Given exercise.
Go through the listing and copy every line word for word.

Working data.
-- Begin --

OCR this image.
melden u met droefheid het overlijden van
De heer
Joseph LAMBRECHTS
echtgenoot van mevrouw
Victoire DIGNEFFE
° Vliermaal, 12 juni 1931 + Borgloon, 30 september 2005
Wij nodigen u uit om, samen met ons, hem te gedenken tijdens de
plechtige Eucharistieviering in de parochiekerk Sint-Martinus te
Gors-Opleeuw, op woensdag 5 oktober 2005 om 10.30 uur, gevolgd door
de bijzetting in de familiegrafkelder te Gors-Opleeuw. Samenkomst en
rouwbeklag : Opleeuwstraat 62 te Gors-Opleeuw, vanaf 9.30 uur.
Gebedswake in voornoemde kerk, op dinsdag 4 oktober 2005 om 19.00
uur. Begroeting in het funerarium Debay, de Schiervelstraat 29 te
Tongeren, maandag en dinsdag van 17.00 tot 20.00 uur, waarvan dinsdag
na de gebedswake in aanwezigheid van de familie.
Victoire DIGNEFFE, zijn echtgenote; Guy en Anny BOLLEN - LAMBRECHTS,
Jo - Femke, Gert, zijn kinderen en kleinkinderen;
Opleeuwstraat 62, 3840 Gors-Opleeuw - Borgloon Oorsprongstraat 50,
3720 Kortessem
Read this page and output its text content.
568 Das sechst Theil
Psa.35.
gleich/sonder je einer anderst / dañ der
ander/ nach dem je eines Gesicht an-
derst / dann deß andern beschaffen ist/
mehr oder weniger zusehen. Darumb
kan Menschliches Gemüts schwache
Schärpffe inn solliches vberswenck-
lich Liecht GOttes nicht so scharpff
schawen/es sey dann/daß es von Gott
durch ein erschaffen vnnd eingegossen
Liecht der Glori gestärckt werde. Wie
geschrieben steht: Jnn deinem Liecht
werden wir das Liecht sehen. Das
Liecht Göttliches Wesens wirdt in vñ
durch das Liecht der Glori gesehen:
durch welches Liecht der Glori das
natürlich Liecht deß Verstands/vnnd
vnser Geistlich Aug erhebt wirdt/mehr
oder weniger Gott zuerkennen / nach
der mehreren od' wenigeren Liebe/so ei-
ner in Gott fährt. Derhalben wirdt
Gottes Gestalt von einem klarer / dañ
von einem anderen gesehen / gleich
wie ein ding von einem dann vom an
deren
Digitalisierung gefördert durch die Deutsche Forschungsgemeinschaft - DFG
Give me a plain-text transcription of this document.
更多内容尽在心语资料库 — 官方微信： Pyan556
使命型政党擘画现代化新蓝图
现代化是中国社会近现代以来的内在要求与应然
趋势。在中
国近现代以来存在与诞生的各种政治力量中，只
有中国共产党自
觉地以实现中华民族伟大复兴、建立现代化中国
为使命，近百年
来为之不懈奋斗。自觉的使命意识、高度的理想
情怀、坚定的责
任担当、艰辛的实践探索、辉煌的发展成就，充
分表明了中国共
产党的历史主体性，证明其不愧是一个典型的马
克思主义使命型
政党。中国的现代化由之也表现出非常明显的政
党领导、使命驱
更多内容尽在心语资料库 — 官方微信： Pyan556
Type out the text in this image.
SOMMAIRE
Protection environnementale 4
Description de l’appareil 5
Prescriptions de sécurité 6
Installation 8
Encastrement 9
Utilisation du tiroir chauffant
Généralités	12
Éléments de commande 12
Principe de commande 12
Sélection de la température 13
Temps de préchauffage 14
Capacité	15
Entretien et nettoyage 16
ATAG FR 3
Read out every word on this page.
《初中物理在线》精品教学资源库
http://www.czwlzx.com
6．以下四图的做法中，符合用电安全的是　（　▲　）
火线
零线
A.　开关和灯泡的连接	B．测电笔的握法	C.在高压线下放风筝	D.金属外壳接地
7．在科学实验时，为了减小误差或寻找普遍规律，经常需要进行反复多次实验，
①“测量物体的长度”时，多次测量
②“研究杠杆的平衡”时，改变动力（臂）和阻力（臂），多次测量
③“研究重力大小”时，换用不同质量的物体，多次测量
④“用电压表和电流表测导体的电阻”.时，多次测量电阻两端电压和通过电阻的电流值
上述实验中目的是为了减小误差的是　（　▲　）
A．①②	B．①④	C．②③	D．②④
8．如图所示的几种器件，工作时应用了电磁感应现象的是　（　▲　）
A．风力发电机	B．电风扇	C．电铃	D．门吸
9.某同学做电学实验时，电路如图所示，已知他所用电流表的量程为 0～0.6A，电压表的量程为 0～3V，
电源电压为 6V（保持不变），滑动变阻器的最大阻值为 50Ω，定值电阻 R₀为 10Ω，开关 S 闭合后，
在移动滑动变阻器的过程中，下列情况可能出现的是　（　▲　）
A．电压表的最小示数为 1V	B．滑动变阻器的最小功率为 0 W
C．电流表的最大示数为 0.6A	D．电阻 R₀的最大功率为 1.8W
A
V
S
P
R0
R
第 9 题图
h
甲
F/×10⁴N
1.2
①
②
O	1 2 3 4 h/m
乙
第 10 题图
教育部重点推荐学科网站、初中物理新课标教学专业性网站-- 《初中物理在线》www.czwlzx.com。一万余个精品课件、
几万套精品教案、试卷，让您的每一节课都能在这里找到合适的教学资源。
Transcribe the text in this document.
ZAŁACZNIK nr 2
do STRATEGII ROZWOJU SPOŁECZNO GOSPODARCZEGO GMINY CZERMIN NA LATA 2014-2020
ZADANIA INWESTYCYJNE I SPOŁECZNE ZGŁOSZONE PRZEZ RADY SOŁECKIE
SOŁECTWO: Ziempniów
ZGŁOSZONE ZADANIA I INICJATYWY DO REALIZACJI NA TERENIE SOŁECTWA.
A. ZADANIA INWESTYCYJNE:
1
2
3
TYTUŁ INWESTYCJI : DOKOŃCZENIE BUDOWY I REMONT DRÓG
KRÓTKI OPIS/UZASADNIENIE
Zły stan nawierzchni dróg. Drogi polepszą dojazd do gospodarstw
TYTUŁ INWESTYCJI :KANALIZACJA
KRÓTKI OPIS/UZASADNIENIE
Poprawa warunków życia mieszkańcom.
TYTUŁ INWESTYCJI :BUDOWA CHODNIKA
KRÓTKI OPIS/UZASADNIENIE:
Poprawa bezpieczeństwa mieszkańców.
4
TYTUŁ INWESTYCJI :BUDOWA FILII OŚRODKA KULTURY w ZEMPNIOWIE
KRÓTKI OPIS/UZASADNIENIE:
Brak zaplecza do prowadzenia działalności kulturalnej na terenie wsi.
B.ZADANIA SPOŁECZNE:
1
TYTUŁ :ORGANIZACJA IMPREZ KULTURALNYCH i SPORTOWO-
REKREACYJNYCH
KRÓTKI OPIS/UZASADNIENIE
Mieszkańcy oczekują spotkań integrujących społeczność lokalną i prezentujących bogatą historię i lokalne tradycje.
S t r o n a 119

-- End --

Correct output.
OCR this image.
melden u met droefheid het overlijden van
De heer
Joseph LAMBRECHTS
echtgenoot van mevrouw
Victoire DIGNEFFE
° Vliermaal, 12 juni 1931 + Borgloon, 30 september 2005
Wij nodigen u uit om, samen met ons, hem te gedenken tijdens de
plechtige Eucharistieviering in de parochiekerk Sint-Martinus te
Gors-Opleeuw, op woensdag 5 oktober 2005 om 10.30 uur, gevolgd door
de bijzetting in de familiegrafkelder te Gors-Opleeuw. Samenkomst en
rouwbeklag : Opleeuwstraat 62 te Gors-Opleeuw, vanaf 9.30 uur.
Gebedswake in voornoemde kerk, op dinsdag 4 oktober 2005 om 19.00
uur. Begroeting in het funerarium Debay, de Schiervelstraat 29 te
Tongeren, maandag en dinsdag van 17.00 tot 20.00 uur, waarvan dinsdag
na de gebedswake in aanwezigheid van de familie.
Victoire DIGNEFFE, zijn echtgenote; Guy en Anny BOLLEN - LAMBRECHTS,
Jo - Femke, Gert, zijn kinderen en kleinkinderen;
Opleeuwstraat 62, 3840 Gors-Opleeuw - Borgloon Oorsprongstraat 50,
3720 Kortessem
Read this page and output its text content.
568 Das sechst Theil
Psa.35.
gleich/sonder je einer anderst / dañ der
ander/ nach dem je eines Gesicht an-
derst / dann deß andern beschaffen ist/
mehr oder weniger zusehen. Darumb
kan Menschliches Gemüts schwache
Schärpffe inn solliches vberswenck-
lich Liecht GOttes nicht so scharpff
schawen/es sey dann/daß es von Gott
durch ein erschaffen vnnd eingegossen
Liecht der Glori gestärckt werde. Wie
geschrieben steht: Jnn deinem Liecht
werden wir das Liecht sehen. Das
Liecht Göttliches Wesens wirdt in vñ
durch das Liecht der Glori gesehen:
durch welches Liecht der Glori das
natürlich Liecht deß Verstands/vnnd
vnser Geistlich Aug erhebt wirdt/mehr
oder weniger Gott zuerkennen / nach
der mehreren od' wenigeren Liebe/so ei-
ner in Gott fährt. Derhalben wirdt
Gottes Gestalt von einem klarer / dañ
von einem anderen gesehen / gleich
wie ein ding von einem dann vom an
deren
Digitalisierung gefördert durch die Deutsche Forschungsgemeinschaft - DFG
Give me a plain-text transcription of this document.
更多内容尽在心语资料库 — 官方微信： Pyan556
使命型政党擘画现代化新蓝图
现代化是中国社会近现代以来的内在要求与应然
趋势。在中
国近现代以来存在与诞生的各种政治力量中，只
有中国共产党自
觉地以实现中华民族伟大复兴、建立现代化中国
为使命，近百年
来为之不懈奋斗。自觉的使命意识、高度的理想
情怀、坚定的责
任担当、艰辛的实践探索、辉煌的发展成就，充
分表明了中国共
产党的历史主体性，证明其不愧是一个典型的马
克思主义使命型
政党。中国的现代化由之也表现出非常明显的政
党领导、使命驱
更多内容尽在心语资料库 — 官方微信： Pyan556
Type out the text in this image.
SOMMAIRE
Protection environnementale 4
Description de l’appareil 5
Prescriptions de sécurité 6
Installation 8
Encastrement 9
Utilisation du tiroir chauffant
Généralités	12
Éléments de commande 12
Principe de commande 12
Sélection de la température 13
Temps de préchauffage 14
Capacité	15
Entretien et nettoyage 16
ATAG FR 3
Read out every word on this page.
《初中物理在线》精品教学资源库
http://www.czwlzx.com
6．以下四图的做法中，符合用电安全的是　（　▲　）
火线
零线
A.　开关和灯泡的连接	B．测电笔的握法	C.在高压线下放风筝	D.金属外壳接地
7．在科学实验时，为了减小误差或寻找普遍规律，经常需要进行反复多次实验，
①“测量物体的长度”时，多次测量
②“研究杠杆的平衡”时，改变动力（臂）和阻力（臂），多次测量
③“研究重力大小”时，换用不同质量的物体，多次测量
④“用电压表和电流表测导体的电阻”.时，多次测量电阻两端电压和通过电阻的电流值
上述实验中目的是为了减小误差的是　（　▲　）
A．①②	B．①④	C．②③	D．②④
8．如图所示的几种器件，工作时应用了电磁感应现象的是　（　▲　）
A．风力发电机	B．电风扇	C．电铃	D．门吸
9.某同学做电学实验时，电路如图所示，已知他所用电流表的量程为 0～0.6A，电压表的量程为 0～3V，
电源电压为 6V（保持不变），滑动变阻器的最大阻值为 50Ω，定值电阻 R₀为 10Ω，开关 S 闭合后，
在移动滑动变阻器的过程中，下列情况可能出现的是　（　▲　）
A．电压表的最小示数为 1V	B．滑动变阻器的最小功率为 0 W
C．电流表的最大示数为 0.6A	D．电阻 R₀的最大功率为 1.8W
A
V
S
P
R0
R
第 9 题图
h
甲
F/×10⁴N
1.2
①
②
O	1 2 3 4 h/m
乙
第 10 题图
教育部重点推荐学科网站、初中物理新课标教学专业性网站-- 《初中物理在线》www.czwlzx.com。一万余个精品课件、
几万套精品教案、试卷，让您的每一节课都能在这里找到合适的教学资源。
Transcribe the text in this document.
ZAŁACZNIK nr 2
do STRATEGII ROZWOJU SPOŁECZNO GOSPODARCZEGO GMINY CZERMIN NA LATA 2014-2020
ZADANIA INWESTYCYJNE I SPOŁECZNE ZGŁOSZONE PRZEZ RADY SOŁECKIE
SOŁECTWO: Ziempniów
ZGŁOSZONE ZADANIA I INICJATYWY DO REALIZACJI NA TERENIE SOŁECTWA.
A. ZADANIA INWESTYCYJNE:
1
2
3
TYTUŁ INWESTYCJI : DOKOŃCZENIE BUDOWY I REMONT DRÓG
KRÓTKI OPIS/UZASADNIENIE
Zły stan nawierzchni dróg. Drogi polepszą dojazd do gospodarstw
TYTUŁ INWESTYCJI :KANALIZACJA
KRÓTKI OPIS/UZASADNIENIE
Poprawa warunków życia mieszkańcom.
TYTUŁ INWESTYCJI :BUDOWA CHODNIKA
KRÓTKI OPIS/UZASADNIENIE:
Poprawa bezpieczeństwa mieszkańców.
4
TYTUŁ INWESTYCJI :BUDOWA FILII OŚRODKA KULTURY w ZEMPNIOWIE
KRÓTKI OPIS/UZASADNIENIE:
Brak zaplecza do prowadzenia działalności kulturalnej na terenie wsi.
B.ZADANIA SPOŁECZNE:
1
TYTUŁ :ORGANIZACJA IMPREZ KULTURALNYCH i SPORTOWO-
REKREACYJNYCH
KRÓTKI OPIS/UZASADNIENIE
Mieszkańcy oczekują spotkań integrujących społeczność lokalną i prezentujących bogatą historię i lokalne tradycje.
S t r o n a 119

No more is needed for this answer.